*EXTRACT*.

Gender

Milk money: supporting Lebanon’s women dairy processors

Across rural Lebanon, FAO is helping women dairy producers and processors to improve standards, diversify output and increase income.

The project provided Jocelyne with dairy processing equipment to help her improve the quality and safety of her products.

04/07/2017

“White cheese is usually [made] in special moulds, but I mould and press it with my hands,” says Jocelyne, a dairy producer and processor from rural North Lebanon. “Of course it hurts the arms,” she adds, “but we sacrifice in order to raise our children.”

Major source of income

Jocelyne, a mother of three, began raising cows and processing cheese when she married her husband 19 years ago. “I learned everything about cows from old women in the neighbourhood, and have been depending on my four cows and the products I process from them, to raise my children and pay for their education.”

The milk and dairy sector is a major source of income for poor rural communities across Lebanon. Like Jocelyne, almost 60 percent of livestock farmers depend on it for their livelihood. But widespread devastation from the war in 2006 brought the sector to its knees, as animals perished and many dairy farms were forced to shut down. According to the Ministry of Agriculture, in the Bekaa Valley alone, the number of dairy cows dropped from 25 000 heads to less than 18 000 heads. Today, over 80 percent of dairy farmers are categorized as vulnerable.

*TASK INSTRUCTIONS*.
a. Reproduce the passage of the article on Lebanon's women dairy processors from "Milk money: supporting" to "of her products.".
b. Do the following statements agree with the article on Lebanon's women dairy processors? Answer yes or no for each, quoting the deciding words. (i) Jocelyne keeps four cows. (ii) Jocelyne learned about cows from her husband. (iii) In the Bekaa Valley, the number of dairy cows fell after the 2006 war.
c. Continue the article on Lebanon's women dairy processors from the point where it stops.

*Rows from a layout dataset*.
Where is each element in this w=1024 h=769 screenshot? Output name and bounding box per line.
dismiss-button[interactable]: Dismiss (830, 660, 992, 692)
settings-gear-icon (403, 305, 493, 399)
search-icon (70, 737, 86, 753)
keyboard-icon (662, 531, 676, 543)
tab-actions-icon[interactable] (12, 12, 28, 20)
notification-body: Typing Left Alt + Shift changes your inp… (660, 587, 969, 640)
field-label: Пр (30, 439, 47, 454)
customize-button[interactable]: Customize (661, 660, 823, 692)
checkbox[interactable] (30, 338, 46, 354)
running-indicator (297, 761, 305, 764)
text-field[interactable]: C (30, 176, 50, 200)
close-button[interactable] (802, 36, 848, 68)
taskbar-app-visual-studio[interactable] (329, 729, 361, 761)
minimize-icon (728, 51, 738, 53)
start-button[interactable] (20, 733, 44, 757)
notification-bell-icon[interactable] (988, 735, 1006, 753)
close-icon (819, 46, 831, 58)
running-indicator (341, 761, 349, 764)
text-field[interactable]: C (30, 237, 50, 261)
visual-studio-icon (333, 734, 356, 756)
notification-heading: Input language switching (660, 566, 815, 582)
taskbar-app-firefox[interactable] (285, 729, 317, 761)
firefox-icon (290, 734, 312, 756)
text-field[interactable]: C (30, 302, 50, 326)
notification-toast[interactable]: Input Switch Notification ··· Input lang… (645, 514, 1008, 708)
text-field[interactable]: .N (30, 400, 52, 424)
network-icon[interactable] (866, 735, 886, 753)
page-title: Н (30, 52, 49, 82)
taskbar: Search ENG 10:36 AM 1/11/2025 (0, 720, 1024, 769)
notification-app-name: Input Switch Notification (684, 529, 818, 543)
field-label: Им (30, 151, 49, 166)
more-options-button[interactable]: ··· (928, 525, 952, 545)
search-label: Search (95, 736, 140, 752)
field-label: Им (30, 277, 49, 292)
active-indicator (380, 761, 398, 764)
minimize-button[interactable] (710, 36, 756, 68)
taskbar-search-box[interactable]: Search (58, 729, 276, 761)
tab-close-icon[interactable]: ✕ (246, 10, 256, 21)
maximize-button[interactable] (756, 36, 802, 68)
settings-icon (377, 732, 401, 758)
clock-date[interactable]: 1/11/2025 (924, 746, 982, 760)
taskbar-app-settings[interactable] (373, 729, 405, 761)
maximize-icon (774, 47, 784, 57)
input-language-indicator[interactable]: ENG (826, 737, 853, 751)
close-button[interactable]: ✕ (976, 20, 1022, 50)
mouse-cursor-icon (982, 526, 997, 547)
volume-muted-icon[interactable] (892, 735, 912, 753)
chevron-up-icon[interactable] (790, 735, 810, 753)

*EXERCISE RESPONSES*.
a.
Milk money: supporting Lebanon’s women dairy processors

Across rural Lebanon, FAO is helping women dairy producers and processors to improve standards, diversify output and increase income.

The project provided Jocelyne with dairy processing equipment to help her improve the quality and safety of her products.

b.
(i) Yes: "have been depending on my four cows"
(ii) No: "I learned everything about cows from old women in the neighbourhood"
(iii) Yes: "in the Bekaa Valley alone, the number of dairy cows dropped from 25 000 heads to less than 18 000 heads"

c.
“We hardly get by [and] it has been tough,” explains Jocelyne. “But since I [began] participating in this project, I am hopeful that things will become a bit easier.”

The project Jocelyne is referring to is a joint initiative between the Food and Agriculture Organization of the United Nations (FAO) and the Lebanese Ministry of Agriculture. Funded by the Italian Agency for Development Cooperation (AICS), the two-year project targets women dairy producers and processors in the most vulnerable areas of seven Lebanese governorates: North Lebanon, Akkar, South Lebanon, Nabatieh, Mount Lebanon, Bekaa and Baalbeck. It aims to improve the quality and safety of milk and dairy products, thereby enabling the women to increase their income and get better, fairer prices for their milk, cheese and other goods, while also ensuring higher standards for consumer health and food safety.

Comprehensive training

As part of project activities, FAO conducted eight rounds of comprehensive technical training on good practices in dairy production and processing. The sessions focused not only on improving hygiene and safety, but on many other aspects of production and processing, including farm management, feeding, and animal health and husbandry.

“[Before,] we had absolutely no idea why our cows [would] get sick or [why they wouldn’t] provide more milk,” says Um Mostapha who, together with her husband, owns three cows. “But now we know [more about] how to take care of them, and they have been doing so much better.”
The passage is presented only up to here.